--- Aim of the task ---
Print out each entry without alteration, and keep the pictures out.

--- Supplied material ---
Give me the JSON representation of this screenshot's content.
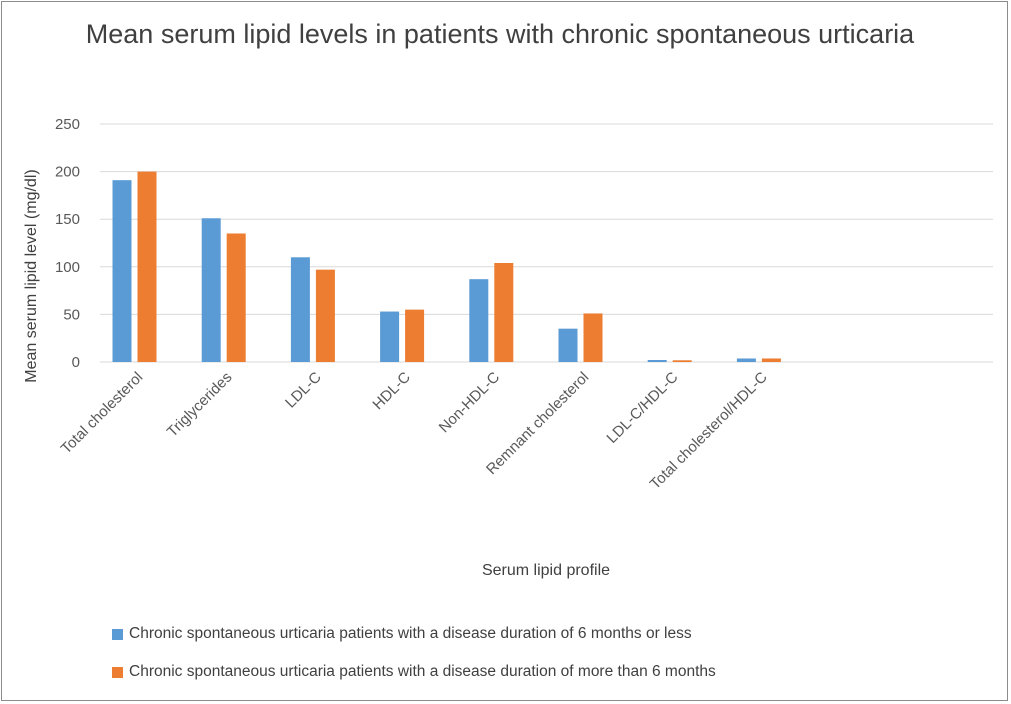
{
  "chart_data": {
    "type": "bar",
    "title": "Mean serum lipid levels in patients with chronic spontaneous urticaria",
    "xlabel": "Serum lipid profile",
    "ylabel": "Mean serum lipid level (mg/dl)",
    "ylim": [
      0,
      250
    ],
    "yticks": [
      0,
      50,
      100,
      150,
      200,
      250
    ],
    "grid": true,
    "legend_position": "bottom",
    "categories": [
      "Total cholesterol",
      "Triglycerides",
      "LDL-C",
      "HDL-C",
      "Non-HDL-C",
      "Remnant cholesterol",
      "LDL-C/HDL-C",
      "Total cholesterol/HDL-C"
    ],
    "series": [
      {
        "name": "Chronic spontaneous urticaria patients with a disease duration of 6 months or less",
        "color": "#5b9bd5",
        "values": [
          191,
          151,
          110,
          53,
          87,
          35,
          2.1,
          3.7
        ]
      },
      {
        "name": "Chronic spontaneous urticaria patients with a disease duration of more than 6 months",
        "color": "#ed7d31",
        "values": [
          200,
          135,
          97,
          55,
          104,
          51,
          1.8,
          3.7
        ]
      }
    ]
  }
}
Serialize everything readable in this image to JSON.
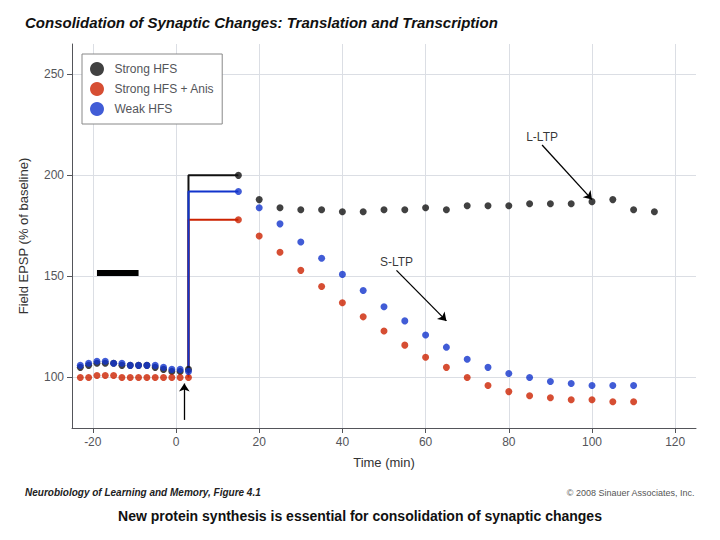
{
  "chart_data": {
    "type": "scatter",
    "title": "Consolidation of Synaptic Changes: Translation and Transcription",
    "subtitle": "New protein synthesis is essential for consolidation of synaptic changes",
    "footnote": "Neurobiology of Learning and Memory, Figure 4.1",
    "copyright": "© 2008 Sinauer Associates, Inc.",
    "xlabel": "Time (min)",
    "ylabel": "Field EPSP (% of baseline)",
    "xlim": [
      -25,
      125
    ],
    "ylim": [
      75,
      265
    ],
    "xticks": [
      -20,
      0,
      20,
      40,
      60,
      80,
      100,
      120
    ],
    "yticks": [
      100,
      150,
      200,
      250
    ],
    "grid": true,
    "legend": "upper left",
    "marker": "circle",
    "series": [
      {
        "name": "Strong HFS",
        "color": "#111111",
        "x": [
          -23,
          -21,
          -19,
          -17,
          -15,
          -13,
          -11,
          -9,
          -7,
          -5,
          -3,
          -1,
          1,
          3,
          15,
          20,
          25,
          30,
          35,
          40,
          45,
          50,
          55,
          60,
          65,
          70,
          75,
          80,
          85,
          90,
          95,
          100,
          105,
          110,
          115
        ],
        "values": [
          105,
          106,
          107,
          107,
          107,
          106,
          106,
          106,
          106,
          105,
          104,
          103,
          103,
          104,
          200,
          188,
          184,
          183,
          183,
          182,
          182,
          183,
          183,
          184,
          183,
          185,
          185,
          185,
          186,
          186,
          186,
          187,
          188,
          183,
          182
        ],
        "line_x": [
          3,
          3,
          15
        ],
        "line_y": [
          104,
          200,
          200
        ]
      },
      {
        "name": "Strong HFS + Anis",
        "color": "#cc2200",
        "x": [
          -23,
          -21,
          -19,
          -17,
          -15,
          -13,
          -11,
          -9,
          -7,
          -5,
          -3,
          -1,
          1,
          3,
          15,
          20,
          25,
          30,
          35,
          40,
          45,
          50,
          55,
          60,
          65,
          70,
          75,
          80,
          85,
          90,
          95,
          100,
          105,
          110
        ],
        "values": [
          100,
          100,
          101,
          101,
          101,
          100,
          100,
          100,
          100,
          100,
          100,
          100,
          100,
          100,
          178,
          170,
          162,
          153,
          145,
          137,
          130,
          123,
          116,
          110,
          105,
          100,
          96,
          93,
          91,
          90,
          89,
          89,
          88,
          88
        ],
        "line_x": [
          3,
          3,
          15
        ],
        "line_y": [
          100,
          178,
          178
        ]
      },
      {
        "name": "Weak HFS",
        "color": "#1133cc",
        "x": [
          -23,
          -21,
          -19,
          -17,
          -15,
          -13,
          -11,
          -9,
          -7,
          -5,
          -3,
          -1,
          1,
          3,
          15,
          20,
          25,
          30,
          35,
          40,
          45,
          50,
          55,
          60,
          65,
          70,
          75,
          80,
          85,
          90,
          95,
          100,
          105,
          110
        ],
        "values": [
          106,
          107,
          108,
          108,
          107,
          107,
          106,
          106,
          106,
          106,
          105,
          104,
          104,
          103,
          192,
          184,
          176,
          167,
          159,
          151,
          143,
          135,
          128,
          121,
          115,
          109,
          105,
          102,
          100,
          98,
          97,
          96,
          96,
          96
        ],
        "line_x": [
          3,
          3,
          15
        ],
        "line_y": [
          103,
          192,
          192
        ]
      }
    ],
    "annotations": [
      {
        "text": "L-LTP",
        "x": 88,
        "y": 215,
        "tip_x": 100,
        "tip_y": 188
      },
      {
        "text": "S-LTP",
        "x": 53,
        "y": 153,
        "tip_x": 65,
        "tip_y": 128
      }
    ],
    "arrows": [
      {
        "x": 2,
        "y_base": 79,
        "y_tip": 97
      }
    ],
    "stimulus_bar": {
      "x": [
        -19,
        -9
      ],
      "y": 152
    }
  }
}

--- Result of this task ---
Give me the JSON representation of this screenshot's content.
{
  "chart_data": {
    "type": "bar",
    "title": "Mean serum lipid levels in patients with chronic spontaneous urticaria",
    "xlabel": "Serum lipid profile",
    "ylabel": "Mean serum lipid level (mg/dl)",
    "ylim": [
      0,
      250
    ],
    "yticks": [
      0,
      50,
      100,
      150,
      200,
      250
    ],
    "grid": true,
    "legend_position": "bottom",
    "categories": [
      "Total cholesterol",
      "Triglycerides",
      "LDL-C",
      "HDL-C",
      "Non-HDL-C",
      "Remnant cholesterol",
      "LDL-C/HDL-C",
      "Total cholesterol/HDL-C"
    ],
    "series": [
      {
        "name": "Chronic spontaneous urticaria patients with a disease duration of 6 months or less",
        "color": "#5b9bd5",
        "values": [
          191,
          151,
          110,
          53,
          87,
          35,
          2.1,
          3.7
        ]
      },
      {
        "name": "Chronic spontaneous urticaria patients with a disease duration of more than 6 months",
        "color": "#ed7d31",
        "values": [
          200,
          135,
          97,
          55,
          104,
          51,
          1.8,
          3.7
        ]
      }
    ]
  }
}
Serialize everything readable in this image to JSON.
{
  "chart_data": {
    "type": "scatter",
    "title": "Consolidation of Synaptic Changes: Translation and Transcription",
    "subtitle": "New protein synthesis is essential for consolidation of synaptic changes",
    "footnote": "Neurobiology of Learning and Memory, Figure 4.1",
    "copyright": "© 2008 Sinauer Associates, Inc.",
    "xlabel": "Time (min)",
    "ylabel": "Field EPSP (% of baseline)",
    "xlim": [
      -25,
      125
    ],
    "ylim": [
      75,
      265
    ],
    "xticks": [
      -20,
      0,
      20,
      40,
      60,
      80,
      100,
      120
    ],
    "yticks": [
      100,
      150,
      200,
      250
    ],
    "grid": true,
    "legend": "upper left",
    "marker": "circle",
    "series": [
      {
        "name": "Strong HFS",
        "color": "#111111",
        "x": [
          -23,
          -21,
          -19,
          -17,
          -15,
          -13,
          -11,
          -9,
          -7,
          -5,
          -3,
          -1,
          1,
          3,
          15,
          20,
          25,
          30,
          35,
          40,
          45,
          50,
          55,
          60,
          65,
          70,
          75,
          80,
          85,
          90,
          95,
          100,
          105,
          110,
          115
        ],
        "values": [
          105,
          106,
          107,
          107,
          107,
          106,
          106,
          106,
          106,
          105,
          104,
          103,
          103,
          104,
          200,
          188,
          184,
          183,
          183,
          182,
          182,
          183,
          183,
          184,
          183,
          185,
          185,
          185,
          186,
          186,
          186,
          187,
          188,
          183,
          182
        ],
        "line_x": [
          3,
          3,
          15
        ],
        "line_y": [
          104,
          200,
          200
        ]
      },
      {
        "name": "Strong HFS + Anis",
        "color": "#cc2200",
        "x": [
          -23,
          -21,
          -19,
          -17,
          -15,
          -13,
          -11,
          -9,
          -7,
          -5,
          -3,
          -1,
          1,
          3,
          15,
          20,
          25,
          30,
          35,
          40,
          45,
          50,
          55,
          60,
          65,
          70,
          75,
          80,
          85,
          90,
          95,
          100,
          105,
          110
        ],
        "values": [
          100,
          100,
          101,
          101,
          101,
          100,
          100,
          100,
          100,
          100,
          100,
          100,
          100,
          100,
          178,
          170,
          162,
          153,
          145,
          137,
          130,
          123,
          116,
          110,
          105,
          100,
          96,
          93,
          91,
          90,
          89,
          89,
          88,
          88
        ],
        "line_x": [
          3,
          3,
          15
        ],
        "line_y": [
          100,
          178,
          178
        ]
      },
      {
        "name": "Weak HFS",
        "color": "#1133cc",
        "x": [
          -23,
          -21,
          -19,
          -17,
          -15,
          -13,
          -11,
          -9,
          -7,
          -5,
          -3,
          -1,
          1,
          3,
          15,
          20,
          25,
          30,
          35,
          40,
          45,
          50,
          55,
          60,
          65,
          70,
          75,
          80,
          85,
          90,
          95,
          100,
          105,
          110
        ],
        "values": [
          106,
          107,
          108,
          108,
          107,
          107,
          106,
          106,
          106,
          106,
          105,
          104,
          104,
          103,
          192,
          184,
          176,
          167,
          159,
          151,
          143,
          135,
          128,
          121,
          115,
          109,
          105,
          102,
          100,
          98,
          97,
          96,
          96,
          96
        ],
        "line_x": [
          3,
          3,
          15
        ],
        "line_y": [
          103,
          192,
          192
        ]
      }
    ],
    "annotations": [
      {
        "text": "L-LTP",
        "x": 88,
        "y": 215,
        "tip_x": 100,
        "tip_y": 188
      },
      {
        "text": "S-LTP",
        "x": 53,
        "y": 153,
        "tip_x": 65,
        "tip_y": 128
      }
    ],
    "arrows": [
      {
        "x": 2,
        "y_base": 79,
        "y_tip": 97
      }
    ],
    "stimulus_bar": {
      "x": [
        -19,
        -9
      ],
      "y": 152
    }
  }
}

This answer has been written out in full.